— START OF Exercise data —

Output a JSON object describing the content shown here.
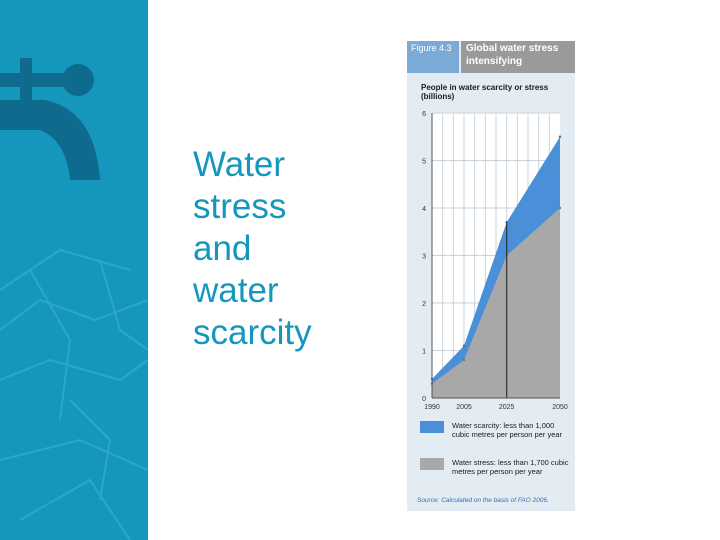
{
  "slide": {
    "title_lines": [
      "Water",
      "stress",
      "and",
      "water",
      "scarcity"
    ]
  },
  "figure": {
    "label": "Figure 4.3",
    "title": "Global water stress intensifying",
    "source_label": "Source:",
    "source_text": "Calculated on the basis of FAO 2006."
  },
  "icons": {
    "sidebar": "water-tap-icon"
  },
  "colors": {
    "sidebar_bg": "#1597bd",
    "title_text": "#1597bd",
    "scarcity_fill": "#4a90d9",
    "stress_fill": "#a8a8a8",
    "figure_bg": "#e4ecf3"
  },
  "chart_data": {
    "type": "area",
    "title": "People in water scarcity or stress (billions)",
    "xlabel": "",
    "ylabel": "",
    "x": [
      1990,
      2005,
      2025,
      2050
    ],
    "x_ticks": [
      "1990",
      "2005",
      "2025",
      "2050"
    ],
    "y_ticks": [
      "0",
      "1",
      "2",
      "3",
      "4",
      "5",
      "6"
    ],
    "ylim": [
      0,
      6
    ],
    "grid": true,
    "series": [
      {
        "name": "Water scarcity: less than 1,000 cubic metres per person per year",
        "values": [
          0.4,
          1.1,
          3.7,
          5.5
        ]
      },
      {
        "name": "Water stress: less than 1,700 cubic metres per person per year",
        "values": [
          0.3,
          0.8,
          3.0,
          4.0
        ]
      }
    ]
  }
}
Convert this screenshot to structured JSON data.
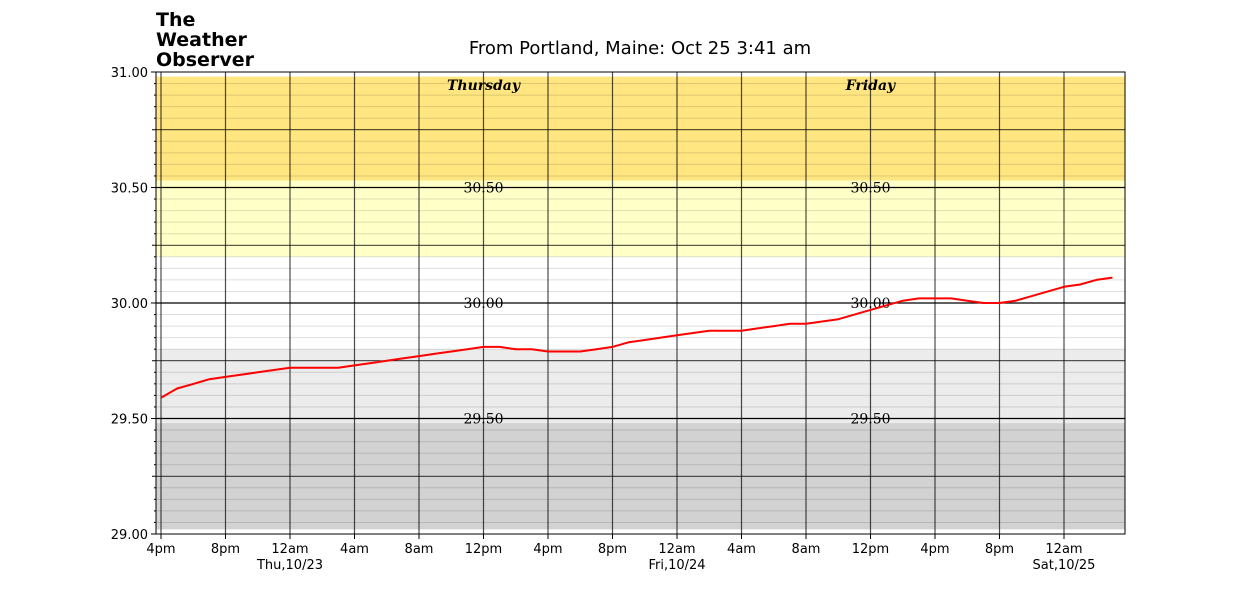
{
  "brand": {
    "line1": "The",
    "line2": "Weather",
    "line3": "Observer"
  },
  "chart_data": {
    "type": "line",
    "title": "From Portland, Maine: Oct 25  3:41 am",
    "xlabel": "",
    "ylabel": "",
    "ylim": [
      29.0,
      31.0
    ],
    "x_tick_labels": [
      "4pm",
      "8pm",
      "12am",
      "4am",
      "8am",
      "12pm",
      "4pm",
      "8pm",
      "12am",
      "4am",
      "8am",
      "12pm",
      "4pm",
      "8pm",
      "12am"
    ],
    "date_labels": [
      {
        "tick": "12am",
        "index": 2,
        "label": "Thu,10/23"
      },
      {
        "tick": "12am",
        "index": 8,
        "label": "Fri,10/24"
      },
      {
        "tick": "12am",
        "index": 14,
        "label": "Sat,10/25"
      }
    ],
    "y_tick_labels": [
      "29.00",
      "29.50",
      "30.00",
      "30.50",
      "31.00"
    ],
    "y_ticks": [
      29.0,
      29.5,
      30.0,
      30.5,
      31.0
    ],
    "day_labels": [
      {
        "label": "Thursday",
        "at": "12pm",
        "index": 5
      },
      {
        "label": "Friday",
        "at": "12pm",
        "index": 11
      }
    ],
    "inline_value_labels": [
      "30.50",
      "30.00",
      "29.50"
    ],
    "bands": [
      {
        "from": 30.53,
        "to": 30.98,
        "color": "#ffe680"
      },
      {
        "from": 30.2,
        "to": 30.53,
        "color": "#ffffc8"
      },
      {
        "from": 29.8,
        "to": 30.2,
        "color": "#ffffff"
      },
      {
        "from": 29.48,
        "to": 29.8,
        "color": "#ececec"
      },
      {
        "from": 29.02,
        "to": 29.48,
        "color": "#d2d2d2"
      }
    ],
    "grid": true,
    "series": [
      {
        "color": "#ff0000",
        "x_hours_since_start": [
          0,
          1,
          2,
          3,
          4,
          5,
          6,
          7,
          8,
          9,
          10,
          11,
          12,
          13,
          14,
          15,
          16,
          17,
          18,
          19,
          20,
          21,
          22,
          23,
          24,
          25,
          26,
          27,
          28,
          29,
          30,
          31,
          32,
          33,
          34,
          35,
          36,
          37,
          38,
          39,
          40,
          41,
          42,
          43,
          44,
          45,
          46,
          47,
          48,
          49,
          50,
          51,
          52,
          53,
          54,
          55,
          56,
          57,
          58,
          59
        ],
        "values": [
          29.59,
          29.63,
          29.65,
          29.67,
          29.68,
          29.69,
          29.7,
          29.71,
          29.72,
          29.72,
          29.72,
          29.72,
          29.73,
          29.74,
          29.75,
          29.76,
          29.77,
          29.78,
          29.79,
          29.8,
          29.81,
          29.81,
          29.8,
          29.8,
          29.79,
          29.79,
          29.79,
          29.8,
          29.81,
          29.83,
          29.84,
          29.85,
          29.86,
          29.87,
          29.88,
          29.88,
          29.88,
          29.89,
          29.9,
          29.91,
          29.91,
          29.92,
          29.93,
          29.95,
          29.97,
          29.99,
          30.01,
          30.02,
          30.02,
          30.02,
          30.01,
          30.0,
          30.0,
          30.01,
          30.03,
          30.05,
          30.07,
          30.08,
          30.1,
          30.11
        ]
      }
    ]
  }
}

— END OF Exercise data —

What comes back should match the records exactly, minus any pictures.

Output a JSON object describing the content shown here.
{
  "slide": {
    "title_lines": [
      "Water",
      "stress",
      "and",
      "water",
      "scarcity"
    ]
  },
  "figure": {
    "label": "Figure 4.3",
    "title": "Global water stress intensifying",
    "source_label": "Source:",
    "source_text": "Calculated on the basis of FAO 2006."
  },
  "icons": {
    "sidebar": "water-tap-icon"
  },
  "colors": {
    "sidebar_bg": "#1597bd",
    "title_text": "#1597bd",
    "scarcity_fill": "#4a90d9",
    "stress_fill": "#a8a8a8",
    "figure_bg": "#e4ecf3"
  },
  "chart_data": {
    "type": "area",
    "title": "People in water scarcity or stress (billions)",
    "xlabel": "",
    "ylabel": "",
    "x": [
      1990,
      2005,
      2025,
      2050
    ],
    "x_ticks": [
      "1990",
      "2005",
      "2025",
      "2050"
    ],
    "y_ticks": [
      "0",
      "1",
      "2",
      "3",
      "4",
      "5",
      "6"
    ],
    "ylim": [
      0,
      6
    ],
    "grid": true,
    "series": [
      {
        "name": "Water scarcity: less than 1,000 cubic metres per person per year",
        "values": [
          0.4,
          1.1,
          3.7,
          5.5
        ]
      },
      {
        "name": "Water stress: less than 1,700 cubic metres per person per year",
        "values": [
          0.3,
          0.8,
          3.0,
          4.0
        ]
      }
    ]
  }
}
Convert this screenshot to structured JSON data.
{
  "brand": {
    "line1": "The",
    "line2": "Weather",
    "line3": "Observer"
  },
  "chart_data": {
    "type": "line",
    "title": "From Portland, Maine: Oct 25  3:41 am",
    "xlabel": "",
    "ylabel": "",
    "ylim": [
      29.0,
      31.0
    ],
    "x_tick_labels": [
      "4pm",
      "8pm",
      "12am",
      "4am",
      "8am",
      "12pm",
      "4pm",
      "8pm",
      "12am",
      "4am",
      "8am",
      "12pm",
      "4pm",
      "8pm",
      "12am"
    ],
    "date_labels": [
      {
        "tick": "12am",
        "index": 2,
        "label": "Thu,10/23"
      },
      {
        "tick": "12am",
        "index": 8,
        "label": "Fri,10/24"
      },
      {
        "tick": "12am",
        "index": 14,
        "label": "Sat,10/25"
      }
    ],
    "y_tick_labels": [
      "29.00",
      "29.50",
      "30.00",
      "30.50",
      "31.00"
    ],
    "y_ticks": [
      29.0,
      29.5,
      30.0,
      30.5,
      31.0
    ],
    "day_labels": [
      {
        "label": "Thursday",
        "at": "12pm",
        "index": 5
      },
      {
        "label": "Friday",
        "at": "12pm",
        "index": 11
      }
    ],
    "inline_value_labels": [
      "30.50",
      "30.00",
      "29.50"
    ],
    "bands": [
      {
        "from": 30.53,
        "to": 30.98,
        "color": "#ffe680"
      },
      {
        "from": 30.2,
        "to": 30.53,
        "color": "#ffffc8"
      },
      {
        "from": 29.8,
        "to": 30.2,
        "color": "#ffffff"
      },
      {
        "from": 29.48,
        "to": 29.8,
        "color": "#ececec"
      },
      {
        "from": 29.02,
        "to": 29.48,
        "color": "#d2d2d2"
      }
    ],
    "grid": true,
    "series": [
      {
        "color": "#ff0000",
        "x_hours_since_start": [
          0,
          1,
          2,
          3,
          4,
          5,
          6,
          7,
          8,
          9,
          10,
          11,
          12,
          13,
          14,
          15,
          16,
          17,
          18,
          19,
          20,
          21,
          22,
          23,
          24,
          25,
          26,
          27,
          28,
          29,
          30,
          31,
          32,
          33,
          34,
          35,
          36,
          37,
          38,
          39,
          40,
          41,
          42,
          43,
          44,
          45,
          46,
          47,
          48,
          49,
          50,
          51,
          52,
          53,
          54,
          55,
          56,
          57,
          58,
          59
        ],
        "values": [
          29.59,
          29.63,
          29.65,
          29.67,
          29.68,
          29.69,
          29.7,
          29.71,
          29.72,
          29.72,
          29.72,
          29.72,
          29.73,
          29.74,
          29.75,
          29.76,
          29.77,
          29.78,
          29.79,
          29.8,
          29.81,
          29.81,
          29.8,
          29.8,
          29.79,
          29.79,
          29.79,
          29.8,
          29.81,
          29.83,
          29.84,
          29.85,
          29.86,
          29.87,
          29.88,
          29.88,
          29.88,
          29.89,
          29.9,
          29.91,
          29.91,
          29.92,
          29.93,
          29.95,
          29.97,
          29.99,
          30.01,
          30.02,
          30.02,
          30.02,
          30.01,
          30.0,
          30.0,
          30.01,
          30.03,
          30.05,
          30.07,
          30.08,
          30.1,
          30.11
        ]
      }
    ]
  }
}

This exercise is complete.